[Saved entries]
·····
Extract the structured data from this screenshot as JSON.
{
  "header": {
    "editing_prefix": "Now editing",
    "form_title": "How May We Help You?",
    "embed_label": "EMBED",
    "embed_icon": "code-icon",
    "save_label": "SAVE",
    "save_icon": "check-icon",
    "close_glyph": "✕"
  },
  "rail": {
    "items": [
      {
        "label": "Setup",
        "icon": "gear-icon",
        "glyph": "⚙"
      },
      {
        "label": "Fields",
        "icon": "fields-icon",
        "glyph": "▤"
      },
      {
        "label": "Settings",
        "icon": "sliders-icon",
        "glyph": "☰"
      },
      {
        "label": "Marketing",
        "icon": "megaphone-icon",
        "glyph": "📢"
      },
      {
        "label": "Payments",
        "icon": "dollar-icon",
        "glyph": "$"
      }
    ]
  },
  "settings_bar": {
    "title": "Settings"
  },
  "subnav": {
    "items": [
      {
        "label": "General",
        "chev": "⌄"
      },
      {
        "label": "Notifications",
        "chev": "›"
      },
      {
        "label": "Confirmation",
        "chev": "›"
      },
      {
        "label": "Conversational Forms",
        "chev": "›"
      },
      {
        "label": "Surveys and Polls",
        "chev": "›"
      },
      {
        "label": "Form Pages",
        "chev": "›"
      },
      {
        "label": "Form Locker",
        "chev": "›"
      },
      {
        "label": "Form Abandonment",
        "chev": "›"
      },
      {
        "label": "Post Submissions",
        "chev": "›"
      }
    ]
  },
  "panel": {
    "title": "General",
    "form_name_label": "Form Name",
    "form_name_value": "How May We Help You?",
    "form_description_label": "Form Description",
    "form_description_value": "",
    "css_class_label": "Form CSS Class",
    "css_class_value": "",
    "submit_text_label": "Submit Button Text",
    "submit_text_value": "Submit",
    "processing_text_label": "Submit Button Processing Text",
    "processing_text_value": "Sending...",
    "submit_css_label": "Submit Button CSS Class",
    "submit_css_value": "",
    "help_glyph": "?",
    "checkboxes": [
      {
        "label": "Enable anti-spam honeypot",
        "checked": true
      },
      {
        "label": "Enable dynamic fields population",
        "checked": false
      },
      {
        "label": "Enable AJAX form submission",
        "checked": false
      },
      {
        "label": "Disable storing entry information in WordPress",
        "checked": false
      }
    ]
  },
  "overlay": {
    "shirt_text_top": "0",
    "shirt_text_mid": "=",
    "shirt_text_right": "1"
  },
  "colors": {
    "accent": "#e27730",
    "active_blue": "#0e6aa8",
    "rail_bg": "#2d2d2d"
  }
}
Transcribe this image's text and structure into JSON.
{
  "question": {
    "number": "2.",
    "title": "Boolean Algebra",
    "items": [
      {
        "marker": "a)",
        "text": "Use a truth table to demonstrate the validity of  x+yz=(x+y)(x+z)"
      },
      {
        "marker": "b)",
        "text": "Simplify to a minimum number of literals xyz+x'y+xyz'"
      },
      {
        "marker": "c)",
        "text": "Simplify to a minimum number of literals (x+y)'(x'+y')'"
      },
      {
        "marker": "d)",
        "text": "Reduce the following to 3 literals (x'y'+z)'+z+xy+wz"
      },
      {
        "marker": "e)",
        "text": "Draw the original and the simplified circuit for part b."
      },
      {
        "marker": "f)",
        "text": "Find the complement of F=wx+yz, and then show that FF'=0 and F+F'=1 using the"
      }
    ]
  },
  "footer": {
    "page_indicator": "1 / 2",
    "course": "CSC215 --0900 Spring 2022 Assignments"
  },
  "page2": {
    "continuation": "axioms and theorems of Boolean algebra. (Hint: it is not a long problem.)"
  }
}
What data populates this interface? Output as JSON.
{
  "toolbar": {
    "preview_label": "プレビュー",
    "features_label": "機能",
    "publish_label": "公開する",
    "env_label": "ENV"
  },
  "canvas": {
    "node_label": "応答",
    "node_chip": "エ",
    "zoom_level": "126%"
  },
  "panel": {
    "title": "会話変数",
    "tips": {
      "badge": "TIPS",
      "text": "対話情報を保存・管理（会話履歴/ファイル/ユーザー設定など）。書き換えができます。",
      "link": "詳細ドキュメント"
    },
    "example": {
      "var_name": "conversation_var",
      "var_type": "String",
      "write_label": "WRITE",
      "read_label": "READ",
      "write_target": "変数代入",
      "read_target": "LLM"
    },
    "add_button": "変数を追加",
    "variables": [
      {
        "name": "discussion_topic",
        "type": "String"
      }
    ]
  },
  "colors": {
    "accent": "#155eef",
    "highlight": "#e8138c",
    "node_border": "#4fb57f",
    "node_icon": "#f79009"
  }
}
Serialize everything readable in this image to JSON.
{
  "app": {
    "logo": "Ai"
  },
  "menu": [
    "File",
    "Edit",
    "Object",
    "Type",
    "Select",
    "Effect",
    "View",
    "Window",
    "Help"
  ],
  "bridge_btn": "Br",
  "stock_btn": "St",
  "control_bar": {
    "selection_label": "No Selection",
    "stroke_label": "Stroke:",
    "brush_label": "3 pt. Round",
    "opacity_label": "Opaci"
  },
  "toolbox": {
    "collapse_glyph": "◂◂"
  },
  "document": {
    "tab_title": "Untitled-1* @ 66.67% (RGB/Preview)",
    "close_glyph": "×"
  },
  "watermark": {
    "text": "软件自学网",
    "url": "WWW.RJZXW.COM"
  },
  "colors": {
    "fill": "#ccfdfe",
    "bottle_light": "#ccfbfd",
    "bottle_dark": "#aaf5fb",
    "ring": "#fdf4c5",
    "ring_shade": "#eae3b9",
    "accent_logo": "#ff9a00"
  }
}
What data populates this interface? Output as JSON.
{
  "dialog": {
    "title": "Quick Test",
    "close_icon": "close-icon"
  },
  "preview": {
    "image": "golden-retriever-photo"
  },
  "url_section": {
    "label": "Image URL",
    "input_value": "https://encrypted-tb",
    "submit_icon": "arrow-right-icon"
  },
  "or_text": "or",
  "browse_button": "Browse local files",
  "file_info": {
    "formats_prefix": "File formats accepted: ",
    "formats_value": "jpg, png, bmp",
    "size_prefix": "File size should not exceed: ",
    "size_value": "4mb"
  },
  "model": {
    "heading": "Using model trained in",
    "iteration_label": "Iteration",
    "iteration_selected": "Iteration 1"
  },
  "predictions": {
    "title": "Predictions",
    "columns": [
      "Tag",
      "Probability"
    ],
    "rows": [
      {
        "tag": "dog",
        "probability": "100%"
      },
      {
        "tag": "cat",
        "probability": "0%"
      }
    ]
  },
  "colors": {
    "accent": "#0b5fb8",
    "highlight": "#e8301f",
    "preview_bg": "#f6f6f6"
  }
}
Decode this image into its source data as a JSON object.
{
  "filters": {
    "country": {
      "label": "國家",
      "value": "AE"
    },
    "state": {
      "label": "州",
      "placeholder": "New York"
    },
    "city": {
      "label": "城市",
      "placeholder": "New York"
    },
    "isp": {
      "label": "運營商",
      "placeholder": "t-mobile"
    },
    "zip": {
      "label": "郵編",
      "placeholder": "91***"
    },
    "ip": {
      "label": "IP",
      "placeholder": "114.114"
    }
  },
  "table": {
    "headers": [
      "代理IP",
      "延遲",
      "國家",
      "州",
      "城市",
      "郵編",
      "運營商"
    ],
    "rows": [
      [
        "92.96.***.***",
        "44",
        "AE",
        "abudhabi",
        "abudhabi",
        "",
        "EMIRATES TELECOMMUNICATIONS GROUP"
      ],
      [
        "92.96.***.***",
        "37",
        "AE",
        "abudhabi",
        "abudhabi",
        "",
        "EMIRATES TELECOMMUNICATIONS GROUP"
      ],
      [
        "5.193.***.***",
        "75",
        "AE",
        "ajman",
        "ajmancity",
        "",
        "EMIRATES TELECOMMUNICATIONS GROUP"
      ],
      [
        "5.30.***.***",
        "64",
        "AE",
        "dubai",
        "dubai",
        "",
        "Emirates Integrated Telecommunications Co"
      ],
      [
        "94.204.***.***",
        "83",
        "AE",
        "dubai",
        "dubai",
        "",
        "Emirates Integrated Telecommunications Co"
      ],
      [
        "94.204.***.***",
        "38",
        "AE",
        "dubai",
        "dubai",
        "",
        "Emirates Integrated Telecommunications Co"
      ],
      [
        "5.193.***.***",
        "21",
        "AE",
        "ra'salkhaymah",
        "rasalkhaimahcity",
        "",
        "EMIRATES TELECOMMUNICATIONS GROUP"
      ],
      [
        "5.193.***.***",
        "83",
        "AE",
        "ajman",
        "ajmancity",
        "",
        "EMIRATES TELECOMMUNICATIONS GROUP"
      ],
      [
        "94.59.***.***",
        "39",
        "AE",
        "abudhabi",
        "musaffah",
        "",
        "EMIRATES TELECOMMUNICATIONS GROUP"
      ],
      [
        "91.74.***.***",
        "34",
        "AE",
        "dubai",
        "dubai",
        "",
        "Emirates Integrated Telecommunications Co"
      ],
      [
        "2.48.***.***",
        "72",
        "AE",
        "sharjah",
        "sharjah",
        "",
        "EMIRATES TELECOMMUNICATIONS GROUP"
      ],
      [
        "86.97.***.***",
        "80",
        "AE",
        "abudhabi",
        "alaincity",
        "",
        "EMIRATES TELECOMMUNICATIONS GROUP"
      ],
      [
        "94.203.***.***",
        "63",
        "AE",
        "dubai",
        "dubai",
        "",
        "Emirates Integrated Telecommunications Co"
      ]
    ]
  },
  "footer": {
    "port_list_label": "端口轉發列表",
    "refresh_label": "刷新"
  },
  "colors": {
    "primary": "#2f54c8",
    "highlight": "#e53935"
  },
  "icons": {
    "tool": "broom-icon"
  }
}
·····
-- Written instruction --
Copy out every line of the data that includes the word "Iteration".

-- Output below --
    "iteration_label": "Iteration",
    "iteration_selected": "Iteration 1"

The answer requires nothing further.